>> begin Supplied records
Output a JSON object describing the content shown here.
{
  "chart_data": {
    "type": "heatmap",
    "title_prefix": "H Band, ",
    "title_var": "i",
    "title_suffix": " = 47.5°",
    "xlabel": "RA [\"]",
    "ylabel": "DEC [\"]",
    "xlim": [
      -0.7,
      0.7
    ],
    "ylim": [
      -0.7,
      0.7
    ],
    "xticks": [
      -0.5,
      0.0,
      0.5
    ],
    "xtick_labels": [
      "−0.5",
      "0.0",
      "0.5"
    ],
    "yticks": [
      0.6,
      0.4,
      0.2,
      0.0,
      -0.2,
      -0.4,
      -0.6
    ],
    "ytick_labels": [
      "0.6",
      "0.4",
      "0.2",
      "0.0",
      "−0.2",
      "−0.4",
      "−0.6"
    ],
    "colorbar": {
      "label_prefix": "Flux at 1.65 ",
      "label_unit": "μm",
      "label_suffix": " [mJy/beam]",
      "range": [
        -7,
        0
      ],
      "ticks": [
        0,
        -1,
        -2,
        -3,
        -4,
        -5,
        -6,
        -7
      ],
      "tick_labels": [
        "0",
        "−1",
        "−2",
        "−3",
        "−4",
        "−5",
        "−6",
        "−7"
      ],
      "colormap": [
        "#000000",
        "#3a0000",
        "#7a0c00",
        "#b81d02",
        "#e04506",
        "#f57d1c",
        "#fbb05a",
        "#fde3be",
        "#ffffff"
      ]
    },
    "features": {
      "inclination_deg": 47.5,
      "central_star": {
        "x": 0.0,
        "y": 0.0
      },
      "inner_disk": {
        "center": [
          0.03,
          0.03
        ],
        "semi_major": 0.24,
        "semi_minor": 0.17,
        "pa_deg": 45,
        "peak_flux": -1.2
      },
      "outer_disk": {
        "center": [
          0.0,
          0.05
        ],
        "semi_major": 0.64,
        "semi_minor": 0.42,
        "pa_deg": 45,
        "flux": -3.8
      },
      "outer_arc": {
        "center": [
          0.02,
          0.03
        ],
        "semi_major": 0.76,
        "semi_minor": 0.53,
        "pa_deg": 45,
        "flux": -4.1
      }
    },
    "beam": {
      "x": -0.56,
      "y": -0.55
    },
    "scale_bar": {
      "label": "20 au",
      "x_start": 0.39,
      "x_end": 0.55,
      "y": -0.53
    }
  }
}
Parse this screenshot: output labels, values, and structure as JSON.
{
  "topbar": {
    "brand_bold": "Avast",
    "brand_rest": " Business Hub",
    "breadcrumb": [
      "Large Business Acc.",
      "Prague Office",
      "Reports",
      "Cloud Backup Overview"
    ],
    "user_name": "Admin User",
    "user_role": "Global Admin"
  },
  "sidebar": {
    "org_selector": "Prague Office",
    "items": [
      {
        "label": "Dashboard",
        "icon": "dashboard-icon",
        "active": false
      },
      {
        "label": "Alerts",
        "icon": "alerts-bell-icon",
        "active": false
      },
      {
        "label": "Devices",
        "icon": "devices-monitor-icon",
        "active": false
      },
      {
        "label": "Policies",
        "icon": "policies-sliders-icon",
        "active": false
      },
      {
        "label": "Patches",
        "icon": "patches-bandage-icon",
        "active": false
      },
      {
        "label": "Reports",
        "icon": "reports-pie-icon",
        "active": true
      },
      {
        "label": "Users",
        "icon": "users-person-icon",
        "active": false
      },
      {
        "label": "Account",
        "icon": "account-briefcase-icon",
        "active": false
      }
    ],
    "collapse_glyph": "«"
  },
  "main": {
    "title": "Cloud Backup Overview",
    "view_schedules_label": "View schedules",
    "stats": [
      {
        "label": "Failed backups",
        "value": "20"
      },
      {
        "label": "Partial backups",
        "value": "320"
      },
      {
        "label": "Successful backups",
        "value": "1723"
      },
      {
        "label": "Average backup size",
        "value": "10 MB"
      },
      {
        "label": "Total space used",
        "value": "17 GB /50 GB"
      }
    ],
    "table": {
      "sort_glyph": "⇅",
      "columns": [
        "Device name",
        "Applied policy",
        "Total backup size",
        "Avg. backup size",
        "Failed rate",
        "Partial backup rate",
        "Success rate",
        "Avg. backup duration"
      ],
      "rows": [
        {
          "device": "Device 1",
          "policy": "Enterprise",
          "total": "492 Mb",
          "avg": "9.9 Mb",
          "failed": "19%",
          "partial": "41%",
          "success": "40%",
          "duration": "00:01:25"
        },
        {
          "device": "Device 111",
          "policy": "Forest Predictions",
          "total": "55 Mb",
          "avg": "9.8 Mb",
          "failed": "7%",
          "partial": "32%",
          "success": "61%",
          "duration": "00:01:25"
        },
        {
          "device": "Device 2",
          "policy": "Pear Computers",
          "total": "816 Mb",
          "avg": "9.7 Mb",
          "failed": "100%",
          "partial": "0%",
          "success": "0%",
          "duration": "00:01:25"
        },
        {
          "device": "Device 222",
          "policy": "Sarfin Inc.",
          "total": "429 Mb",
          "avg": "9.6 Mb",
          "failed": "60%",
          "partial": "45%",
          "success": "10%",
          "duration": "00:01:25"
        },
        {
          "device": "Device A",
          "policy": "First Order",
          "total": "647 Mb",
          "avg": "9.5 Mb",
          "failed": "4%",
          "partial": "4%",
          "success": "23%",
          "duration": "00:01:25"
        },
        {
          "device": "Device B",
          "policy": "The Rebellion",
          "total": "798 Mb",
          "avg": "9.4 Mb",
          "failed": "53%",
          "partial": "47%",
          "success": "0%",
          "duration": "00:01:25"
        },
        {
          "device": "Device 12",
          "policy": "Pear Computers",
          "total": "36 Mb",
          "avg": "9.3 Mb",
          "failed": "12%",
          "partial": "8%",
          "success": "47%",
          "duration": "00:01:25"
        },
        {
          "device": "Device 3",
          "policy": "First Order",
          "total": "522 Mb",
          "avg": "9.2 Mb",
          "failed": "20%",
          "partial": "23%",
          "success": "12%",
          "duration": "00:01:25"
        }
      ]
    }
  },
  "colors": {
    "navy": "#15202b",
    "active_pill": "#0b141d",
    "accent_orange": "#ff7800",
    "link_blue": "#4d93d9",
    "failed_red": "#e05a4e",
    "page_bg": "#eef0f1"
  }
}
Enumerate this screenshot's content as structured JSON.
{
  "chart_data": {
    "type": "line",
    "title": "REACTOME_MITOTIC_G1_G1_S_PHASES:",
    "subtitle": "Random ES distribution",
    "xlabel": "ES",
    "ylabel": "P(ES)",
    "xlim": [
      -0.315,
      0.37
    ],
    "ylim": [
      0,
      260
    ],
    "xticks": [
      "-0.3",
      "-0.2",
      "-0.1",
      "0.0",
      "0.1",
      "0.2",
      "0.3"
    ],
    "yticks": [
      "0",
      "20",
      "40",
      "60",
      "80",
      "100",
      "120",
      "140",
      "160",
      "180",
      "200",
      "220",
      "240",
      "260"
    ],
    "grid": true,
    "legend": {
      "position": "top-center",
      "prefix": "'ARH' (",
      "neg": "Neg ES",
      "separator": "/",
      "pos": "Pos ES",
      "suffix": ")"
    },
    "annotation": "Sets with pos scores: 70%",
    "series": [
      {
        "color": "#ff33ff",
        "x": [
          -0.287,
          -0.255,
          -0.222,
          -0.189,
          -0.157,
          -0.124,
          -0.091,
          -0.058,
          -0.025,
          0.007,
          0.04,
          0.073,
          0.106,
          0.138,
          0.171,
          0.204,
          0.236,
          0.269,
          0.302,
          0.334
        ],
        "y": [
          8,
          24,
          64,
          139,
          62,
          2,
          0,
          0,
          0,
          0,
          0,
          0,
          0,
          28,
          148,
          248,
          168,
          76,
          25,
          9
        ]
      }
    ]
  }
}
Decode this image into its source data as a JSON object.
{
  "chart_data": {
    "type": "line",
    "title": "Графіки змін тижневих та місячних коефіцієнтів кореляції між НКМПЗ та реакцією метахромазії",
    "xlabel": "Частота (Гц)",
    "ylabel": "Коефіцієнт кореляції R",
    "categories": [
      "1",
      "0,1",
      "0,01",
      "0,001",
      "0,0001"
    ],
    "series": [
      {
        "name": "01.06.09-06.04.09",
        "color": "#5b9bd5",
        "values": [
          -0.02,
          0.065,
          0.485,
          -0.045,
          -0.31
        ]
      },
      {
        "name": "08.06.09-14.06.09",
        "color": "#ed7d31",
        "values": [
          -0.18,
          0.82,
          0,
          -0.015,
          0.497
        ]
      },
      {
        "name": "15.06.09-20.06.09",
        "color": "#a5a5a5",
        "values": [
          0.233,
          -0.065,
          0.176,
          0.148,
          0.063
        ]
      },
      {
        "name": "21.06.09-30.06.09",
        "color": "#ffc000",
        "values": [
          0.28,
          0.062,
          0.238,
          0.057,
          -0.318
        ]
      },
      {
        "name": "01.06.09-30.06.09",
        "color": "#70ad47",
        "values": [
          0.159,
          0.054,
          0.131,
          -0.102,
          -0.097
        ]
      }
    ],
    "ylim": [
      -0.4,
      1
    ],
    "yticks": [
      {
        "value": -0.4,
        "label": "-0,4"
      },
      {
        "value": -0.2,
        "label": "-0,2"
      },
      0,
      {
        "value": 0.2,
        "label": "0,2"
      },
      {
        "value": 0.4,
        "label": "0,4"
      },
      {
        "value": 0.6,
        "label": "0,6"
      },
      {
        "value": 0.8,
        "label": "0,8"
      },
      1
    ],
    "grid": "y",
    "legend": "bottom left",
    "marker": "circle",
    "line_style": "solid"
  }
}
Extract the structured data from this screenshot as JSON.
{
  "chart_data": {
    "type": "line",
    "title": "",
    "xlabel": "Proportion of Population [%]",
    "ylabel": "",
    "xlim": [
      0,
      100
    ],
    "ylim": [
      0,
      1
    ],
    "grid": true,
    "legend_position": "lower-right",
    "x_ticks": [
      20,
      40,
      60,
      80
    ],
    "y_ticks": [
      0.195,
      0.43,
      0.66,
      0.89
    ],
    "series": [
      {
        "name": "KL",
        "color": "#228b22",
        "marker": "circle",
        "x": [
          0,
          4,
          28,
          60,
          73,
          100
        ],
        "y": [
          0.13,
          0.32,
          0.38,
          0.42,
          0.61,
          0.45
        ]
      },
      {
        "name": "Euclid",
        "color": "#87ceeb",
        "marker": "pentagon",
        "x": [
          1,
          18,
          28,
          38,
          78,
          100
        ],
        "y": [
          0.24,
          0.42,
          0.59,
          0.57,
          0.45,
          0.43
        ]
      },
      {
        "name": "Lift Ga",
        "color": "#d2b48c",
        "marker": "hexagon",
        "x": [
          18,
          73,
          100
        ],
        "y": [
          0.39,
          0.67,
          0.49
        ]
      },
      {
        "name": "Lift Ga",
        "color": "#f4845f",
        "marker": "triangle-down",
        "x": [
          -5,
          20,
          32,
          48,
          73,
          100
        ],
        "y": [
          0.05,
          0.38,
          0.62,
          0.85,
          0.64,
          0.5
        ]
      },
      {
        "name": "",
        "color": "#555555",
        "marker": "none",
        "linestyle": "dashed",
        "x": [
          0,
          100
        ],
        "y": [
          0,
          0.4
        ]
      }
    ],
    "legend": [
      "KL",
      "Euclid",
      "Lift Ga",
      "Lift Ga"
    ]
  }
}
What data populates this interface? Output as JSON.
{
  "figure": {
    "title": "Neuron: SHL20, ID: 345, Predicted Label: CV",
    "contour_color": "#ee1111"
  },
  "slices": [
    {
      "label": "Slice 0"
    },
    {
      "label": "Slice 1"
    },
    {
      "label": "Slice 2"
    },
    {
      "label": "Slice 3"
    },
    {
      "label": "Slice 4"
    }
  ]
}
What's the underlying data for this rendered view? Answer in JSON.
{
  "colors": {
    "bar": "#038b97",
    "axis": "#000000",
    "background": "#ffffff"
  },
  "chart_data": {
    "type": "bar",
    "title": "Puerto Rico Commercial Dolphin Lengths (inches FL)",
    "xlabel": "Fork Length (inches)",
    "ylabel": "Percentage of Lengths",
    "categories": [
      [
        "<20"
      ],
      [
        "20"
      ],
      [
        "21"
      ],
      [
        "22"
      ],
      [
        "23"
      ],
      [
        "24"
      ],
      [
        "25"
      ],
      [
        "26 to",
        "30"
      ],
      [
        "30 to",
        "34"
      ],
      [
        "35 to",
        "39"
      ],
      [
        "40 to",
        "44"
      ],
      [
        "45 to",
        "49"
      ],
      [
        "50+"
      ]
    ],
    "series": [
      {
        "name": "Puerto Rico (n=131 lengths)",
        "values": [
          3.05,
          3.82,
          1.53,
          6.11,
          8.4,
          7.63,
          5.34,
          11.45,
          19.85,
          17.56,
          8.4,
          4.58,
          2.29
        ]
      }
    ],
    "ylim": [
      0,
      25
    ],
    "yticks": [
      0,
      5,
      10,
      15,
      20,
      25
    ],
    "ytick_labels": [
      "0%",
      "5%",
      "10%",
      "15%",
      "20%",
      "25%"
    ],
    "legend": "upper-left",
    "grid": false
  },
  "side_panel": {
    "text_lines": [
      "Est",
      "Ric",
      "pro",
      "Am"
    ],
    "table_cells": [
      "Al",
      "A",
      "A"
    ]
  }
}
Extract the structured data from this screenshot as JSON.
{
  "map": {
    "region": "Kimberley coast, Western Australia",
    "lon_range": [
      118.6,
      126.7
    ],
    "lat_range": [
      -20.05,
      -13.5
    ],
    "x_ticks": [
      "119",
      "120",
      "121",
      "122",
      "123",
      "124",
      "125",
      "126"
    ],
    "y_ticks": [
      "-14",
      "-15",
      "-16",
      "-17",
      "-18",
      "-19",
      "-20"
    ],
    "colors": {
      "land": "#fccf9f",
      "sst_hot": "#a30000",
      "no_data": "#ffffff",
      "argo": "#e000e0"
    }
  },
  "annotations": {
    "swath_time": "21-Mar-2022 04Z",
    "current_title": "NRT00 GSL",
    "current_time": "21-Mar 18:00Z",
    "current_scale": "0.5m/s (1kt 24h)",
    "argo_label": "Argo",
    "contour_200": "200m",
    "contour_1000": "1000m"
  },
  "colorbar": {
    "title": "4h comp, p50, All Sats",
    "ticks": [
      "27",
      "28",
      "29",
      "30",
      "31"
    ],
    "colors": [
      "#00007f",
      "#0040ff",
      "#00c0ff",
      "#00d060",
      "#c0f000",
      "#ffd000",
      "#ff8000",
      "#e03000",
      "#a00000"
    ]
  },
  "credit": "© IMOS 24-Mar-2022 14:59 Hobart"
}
>> end Supplied records
Pick out the lines that include the word "Overview" and write them out.

**Expected answer:**
      "Cloud Backup Overview"
    "title": "Cloud Backup Overview",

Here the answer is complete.